# [Your task]
Retype each entry below exactly as it stands.

(Dataset entries on figures)
++++++++++
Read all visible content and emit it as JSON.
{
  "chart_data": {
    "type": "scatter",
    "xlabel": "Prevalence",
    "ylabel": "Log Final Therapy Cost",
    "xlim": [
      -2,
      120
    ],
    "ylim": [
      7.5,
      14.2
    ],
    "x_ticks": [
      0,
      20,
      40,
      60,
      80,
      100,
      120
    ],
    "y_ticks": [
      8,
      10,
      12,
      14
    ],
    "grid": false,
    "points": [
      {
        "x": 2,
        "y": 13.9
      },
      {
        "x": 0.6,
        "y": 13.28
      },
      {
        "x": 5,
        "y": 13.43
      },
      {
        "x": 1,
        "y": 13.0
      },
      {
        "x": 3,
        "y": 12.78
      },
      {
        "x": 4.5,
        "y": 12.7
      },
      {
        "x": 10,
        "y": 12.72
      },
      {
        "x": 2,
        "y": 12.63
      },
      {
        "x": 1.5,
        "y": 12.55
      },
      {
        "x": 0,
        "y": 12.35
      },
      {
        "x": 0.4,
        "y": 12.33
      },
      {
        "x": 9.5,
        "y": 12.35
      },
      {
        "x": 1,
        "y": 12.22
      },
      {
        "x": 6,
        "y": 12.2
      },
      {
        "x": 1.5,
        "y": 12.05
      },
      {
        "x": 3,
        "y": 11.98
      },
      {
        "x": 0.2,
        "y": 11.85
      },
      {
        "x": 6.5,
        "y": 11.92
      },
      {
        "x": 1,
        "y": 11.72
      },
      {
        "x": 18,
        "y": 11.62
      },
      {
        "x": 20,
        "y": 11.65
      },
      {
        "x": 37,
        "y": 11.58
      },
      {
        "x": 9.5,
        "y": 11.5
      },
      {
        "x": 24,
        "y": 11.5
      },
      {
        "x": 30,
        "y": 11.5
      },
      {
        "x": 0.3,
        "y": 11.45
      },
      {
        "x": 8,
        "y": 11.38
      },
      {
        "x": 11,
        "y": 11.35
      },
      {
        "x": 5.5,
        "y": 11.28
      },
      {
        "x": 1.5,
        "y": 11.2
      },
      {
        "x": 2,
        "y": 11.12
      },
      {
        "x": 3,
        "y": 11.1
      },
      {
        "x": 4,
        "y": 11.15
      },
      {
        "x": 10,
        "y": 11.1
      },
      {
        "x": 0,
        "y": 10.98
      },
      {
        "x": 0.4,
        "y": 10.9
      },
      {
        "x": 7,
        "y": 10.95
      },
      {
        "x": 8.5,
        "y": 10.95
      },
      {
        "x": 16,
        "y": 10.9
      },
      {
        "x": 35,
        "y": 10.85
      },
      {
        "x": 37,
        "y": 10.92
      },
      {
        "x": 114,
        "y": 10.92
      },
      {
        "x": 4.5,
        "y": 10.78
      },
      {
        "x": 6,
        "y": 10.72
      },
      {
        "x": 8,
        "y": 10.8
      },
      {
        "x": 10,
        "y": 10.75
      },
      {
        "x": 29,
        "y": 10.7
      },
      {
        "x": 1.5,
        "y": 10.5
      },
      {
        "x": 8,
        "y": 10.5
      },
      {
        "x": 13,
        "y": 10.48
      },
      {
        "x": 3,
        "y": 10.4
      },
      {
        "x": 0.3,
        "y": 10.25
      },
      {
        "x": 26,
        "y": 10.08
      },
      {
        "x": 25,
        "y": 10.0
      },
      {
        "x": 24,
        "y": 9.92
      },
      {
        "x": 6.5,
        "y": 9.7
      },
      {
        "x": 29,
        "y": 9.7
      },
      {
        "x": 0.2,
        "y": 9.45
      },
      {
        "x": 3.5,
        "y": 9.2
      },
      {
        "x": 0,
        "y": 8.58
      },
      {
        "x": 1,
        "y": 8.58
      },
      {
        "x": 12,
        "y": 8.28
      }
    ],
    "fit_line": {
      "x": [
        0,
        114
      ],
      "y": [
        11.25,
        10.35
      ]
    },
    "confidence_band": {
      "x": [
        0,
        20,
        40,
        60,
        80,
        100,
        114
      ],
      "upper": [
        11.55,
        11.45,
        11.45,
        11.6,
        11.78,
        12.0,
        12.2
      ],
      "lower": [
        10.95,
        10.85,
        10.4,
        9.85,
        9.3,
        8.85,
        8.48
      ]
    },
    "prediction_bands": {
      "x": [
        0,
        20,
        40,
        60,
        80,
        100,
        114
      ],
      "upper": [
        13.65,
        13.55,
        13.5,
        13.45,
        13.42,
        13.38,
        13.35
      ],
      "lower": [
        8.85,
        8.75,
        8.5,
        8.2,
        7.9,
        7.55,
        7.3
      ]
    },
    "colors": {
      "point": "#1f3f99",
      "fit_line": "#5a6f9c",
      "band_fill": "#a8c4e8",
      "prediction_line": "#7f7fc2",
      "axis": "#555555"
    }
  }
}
++++++++++
# [Written answer]
Read all visible content and emit it as JSON.
{
  "chart_data": {
    "type": "scatter",
    "xlabel": "Prevalence",
    "ylabel": "Log Final Therapy Cost",
    "xlim": [
      -2,
      120
    ],
    "ylim": [
      7.5,
      14.2
    ],
    "x_ticks": [
      0,
      20,
      40,
      60,
      80,
      100,
      120
    ],
    "y_ticks": [
      8,
      10,
      12,
      14
    ],
    "grid": false,
    "points": [
      {
        "x": 2,
        "y": 13.9
      },
      {
        "x": 0.6,
        "y": 13.28
      },
      {
        "x": 5,
        "y": 13.43
      },
      {
        "x": 1,
        "y": 13.0
      },
      {
        "x": 3,
        "y": 12.78
      },
      {
        "x": 4.5,
        "y": 12.7
      },
      {
        "x": 10,
        "y": 12.72
      },
      {
        "x": 2,
        "y": 12.63
      },
      {
        "x": 1.5,
        "y": 12.55
      },
      {
        "x": 0,
        "y": 12.35
      },
      {
        "x": 0.4,
        "y": 12.33
      },
      {
        "x": 9.5,
        "y": 12.35
      },
      {
        "x": 1,
        "y": 12.22
      },
      {
        "x": 6,
        "y": 12.2
      },
      {
        "x": 1.5,
        "y": 12.05
      },
      {
        "x": 3,
        "y": 11.98
      },
      {
        "x": 0.2,
        "y": 11.85
      },
      {
        "x": 6.5,
        "y": 11.92
      },
      {
        "x": 1,
        "y": 11.72
      },
      {
        "x": 18,
        "y": 11.62
      },
      {
        "x": 20,
        "y": 11.65
      },
      {
        "x": 37,
        "y": 11.58
      },
      {
        "x": 9.5,
        "y": 11.5
      },
      {
        "x": 24,
        "y": 11.5
      },
      {
        "x": 30,
        "y": 11.5
      },
      {
        "x": 0.3,
        "y": 11.45
      },
      {
        "x": 8,
        "y": 11.38
      },
      {
        "x": 11,
        "y": 11.35
      },
      {
        "x": 5.5,
        "y": 11.28
      },
      {
        "x": 1.5,
        "y": 11.2
      },
      {
        "x": 2,
        "y": 11.12
      },
      {
        "x": 3,
        "y": 11.1
      },
      {
        "x": 4,
        "y": 11.15
      },
      {
        "x": 10,
        "y": 11.1
      },
      {
        "x": 0,
        "y": 10.98
      },
      {
        "x": 0.4,
        "y": 10.9
      },
      {
        "x": 7,
        "y": 10.95
      },
      {
        "x": 8.5,
        "y": 10.95
      },
      {
        "x": 16,
        "y": 10.9
      },
      {
        "x": 35,
        "y": 10.85
      },
      {
        "x": 37,
        "y": 10.92
      },
      {
        "x": 114,
        "y": 10.92
      },
      {
        "x": 4.5,
        "y": 10.78
      },
      {
        "x": 6,
        "y": 10.72
      },
      {
        "x": 8,
        "y": 10.8
      },
      {
        "x": 10,
        "y": 10.75
      },
      {
        "x": 29,
        "y": 10.7
      },
      {
        "x": 1.5,
        "y": 10.5
      },
      {
        "x": 8,
        "y": 10.5
      },
      {
        "x": 13,
        "y": 10.48
      },
      {
        "x": 3,
        "y": 10.4
      },
      {
        "x": 0.3,
        "y": 10.25
      },
      {
        "x": 26,
        "y": 10.08
      },
      {
        "x": 25,
        "y": 10.0
      },
      {
        "x": 24,
        "y": 9.92
      },
      {
        "x": 6.5,
        "y": 9.7
      },
      {
        "x": 29,
        "y": 9.7
      },
      {
        "x": 0.2,
        "y": 9.45
      },
      {
        "x": 3.5,
        "y": 9.2
      },
      {
        "x": 0,
        "y": 8.58
      },
      {
        "x": 1,
        "y": 8.58
      },
      {
        "x": 12,
        "y": 8.28
      }
    ],
    "fit_line": {
      "x": [
        0,
        114
      ],
      "y": [
        11.25,
        10.35
      ]
    },
    "confidence_band": {
      "x": [
        0,
        20,
        40,
        60,
        80,
        100,
        114
      ],
      "upper": [
        11.55,
        11.45,
        11.45,
        11.6,
        11.78,
        12.0,
        12.2
      ],
      "lower": [
        10.95,
        10.85,
        10.4,
        9.85,
        9.3,
        8.85,
        8.48
      ]
    },
    "prediction_bands": {
      "x": [
        0,
        20,
        40,
        60,
        80,
        100,
        114
      ],
      "upper": [
        13.65,
        13.55,
        13.5,
        13.45,
        13.42,
        13.38,
        13.35
      ],
      "lower": [
        8.85,
        8.75,
        8.5,
        8.2,
        7.9,
        7.55,
        7.3
      ]
    },
    "colors": {
      "point": "#1f3f99",
      "fit_line": "#5a6f9c",
      "band_fill": "#a8c4e8",
      "prediction_line": "#7f7fc2",
      "axis": "#555555"
    }
  }
}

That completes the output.